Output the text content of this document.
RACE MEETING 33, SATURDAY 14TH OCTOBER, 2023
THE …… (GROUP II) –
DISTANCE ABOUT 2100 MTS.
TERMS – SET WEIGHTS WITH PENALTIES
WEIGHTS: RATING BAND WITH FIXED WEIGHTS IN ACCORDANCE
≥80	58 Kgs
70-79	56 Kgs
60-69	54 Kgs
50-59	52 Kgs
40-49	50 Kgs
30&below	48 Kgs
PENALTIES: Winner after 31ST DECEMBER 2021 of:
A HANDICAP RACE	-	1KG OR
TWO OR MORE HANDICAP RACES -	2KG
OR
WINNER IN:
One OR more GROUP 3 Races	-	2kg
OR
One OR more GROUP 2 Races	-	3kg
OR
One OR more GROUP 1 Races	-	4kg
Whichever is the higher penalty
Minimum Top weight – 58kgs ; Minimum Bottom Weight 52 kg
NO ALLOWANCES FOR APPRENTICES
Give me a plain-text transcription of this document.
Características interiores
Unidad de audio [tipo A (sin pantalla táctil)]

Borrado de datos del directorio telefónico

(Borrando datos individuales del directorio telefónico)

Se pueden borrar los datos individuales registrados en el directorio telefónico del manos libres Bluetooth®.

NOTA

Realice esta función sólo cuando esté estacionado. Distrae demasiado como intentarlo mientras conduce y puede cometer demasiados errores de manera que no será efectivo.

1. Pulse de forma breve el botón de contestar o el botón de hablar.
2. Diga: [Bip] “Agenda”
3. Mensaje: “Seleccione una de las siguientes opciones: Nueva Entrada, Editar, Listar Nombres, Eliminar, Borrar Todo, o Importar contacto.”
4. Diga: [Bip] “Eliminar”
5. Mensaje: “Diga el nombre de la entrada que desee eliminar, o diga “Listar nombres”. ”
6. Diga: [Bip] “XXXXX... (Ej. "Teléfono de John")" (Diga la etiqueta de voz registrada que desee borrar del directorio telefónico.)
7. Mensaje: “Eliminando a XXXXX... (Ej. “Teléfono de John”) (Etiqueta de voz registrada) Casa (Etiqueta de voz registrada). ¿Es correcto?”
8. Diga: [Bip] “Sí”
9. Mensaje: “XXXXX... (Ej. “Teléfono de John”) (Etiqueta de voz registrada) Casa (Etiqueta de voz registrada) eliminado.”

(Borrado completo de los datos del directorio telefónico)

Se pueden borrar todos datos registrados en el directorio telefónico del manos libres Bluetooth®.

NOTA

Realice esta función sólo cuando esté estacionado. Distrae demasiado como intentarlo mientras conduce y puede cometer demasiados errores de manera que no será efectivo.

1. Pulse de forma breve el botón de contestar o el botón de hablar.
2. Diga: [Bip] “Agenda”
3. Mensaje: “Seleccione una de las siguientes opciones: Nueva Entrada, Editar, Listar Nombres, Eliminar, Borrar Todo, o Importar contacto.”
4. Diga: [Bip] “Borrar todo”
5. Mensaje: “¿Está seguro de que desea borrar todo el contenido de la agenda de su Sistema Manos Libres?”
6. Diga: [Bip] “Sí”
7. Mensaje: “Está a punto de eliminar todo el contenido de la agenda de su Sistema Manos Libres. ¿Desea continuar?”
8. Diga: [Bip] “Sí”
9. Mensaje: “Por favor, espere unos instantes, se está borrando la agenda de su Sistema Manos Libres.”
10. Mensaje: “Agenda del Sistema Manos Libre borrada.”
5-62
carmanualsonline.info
====
Task description |
Make an exact copy of the material above.

Written solution |
Output the text content of this document.
RACE MEETING 33, SATURDAY 14TH OCTOBER, 2023
THE …… (GROUP II) –
DISTANCE ABOUT 2100 MTS.
TERMS – SET WEIGHTS WITH PENALTIES
WEIGHTS: RATING BAND WITH FIXED WEIGHTS IN ACCORDANCE
≥80	58 Kgs
70-79	56 Kgs
60-69	54 Kgs
50-59	52 Kgs
40-49	50 Kgs
30&below	48 Kgs
PENALTIES: Winner after 31ST DECEMBER 2021 of:
A HANDICAP RACE	-	1KG OR
TWO OR MORE HANDICAP RACES -	2KG
OR
WINNER IN:
One OR more GROUP 3 Races	-	2kg
OR
One OR more GROUP 2 Races	-	3kg
OR
One OR more GROUP 1 Races	-	4kg
Whichever is the higher penalty
Minimum Top weight – 58kgs ; Minimum Bottom Weight 52 kg
NO ALLOWANCES FOR APPRENTICES
Give me a plain-text transcription of this document.
Características interiores
Unidad de audio [tipo A (sin pantalla táctil)]

Borrado de datos del directorio telefónico

(Borrando datos individuales del directorio telefónico)

Se pueden borrar los datos individuales registrados en el directorio telefónico del manos libres Bluetooth®.

NOTA

Realice esta función sólo cuando esté estacionado. Distrae demasiado como intentarlo mientras conduce y puede cometer demasiados errores de manera que no será efectivo.

1. Pulse de forma breve el botón de contestar o el botón de hablar.
2. Diga: [Bip] “Agenda”
3. Mensaje: “Seleccione una de las siguientes opciones: Nueva Entrada, Editar, Listar Nombres, Eliminar, Borrar Todo, o Importar contacto.”
4. Diga: [Bip] “Eliminar”
5. Mensaje: “Diga el nombre de la entrada que desee eliminar, o diga “Listar nombres”. ”
6. Diga: [Bip] “XXXXX... (Ej. "Teléfono de John")" (Diga la etiqueta de voz registrada que desee borrar del directorio telefónico.)
7. Mensaje: “Eliminando a XXXXX... (Ej. “Teléfono de John”) (Etiqueta de voz registrada) Casa (Etiqueta de voz registrada). ¿Es correcto?”
8. Diga: [Bip] “Sí”
9. Mensaje: “XXXXX... (Ej. “Teléfono de John”) (Etiqueta de voz registrada) Casa (Etiqueta de voz registrada) eliminado.”

(Borrado completo de los datos del directorio telefónico)

Se pueden borrar todos datos registrados en el directorio telefónico del manos libres Bluetooth®.

NOTA

Realice esta función sólo cuando esté estacionado. Distrae demasiado como intentarlo mientras conduce y puede cometer demasiados errores de manera que no será efectivo.

1. Pulse de forma breve el botón de contestar o el botón de hablar.
2. Diga: [Bip] “Agenda”
3. Mensaje: “Seleccione una de las siguientes opciones: Nueva Entrada, Editar, Listar Nombres, Eliminar, Borrar Todo, o Importar contacto.”
4. Diga: [Bip] “Borrar todo”
5. Mensaje: “¿Está seguro de que desea borrar todo el contenido de la agenda de su Sistema Manos Libres?”
6. Diga: [Bip] “Sí”
7. Mensaje: “Está a punto de eliminar todo el contenido de la agenda de su Sistema Manos Libres. ¿Desea continuar?”
8. Diga: [Bip] “Sí”
9. Mensaje: “Por favor, espere unos instantes, se está borrando la agenda de su Sistema Manos Libres.”
10. Mensaje: “Agenda del Sistema Manos Libre borrada.”
5-62
carmanualsonline.info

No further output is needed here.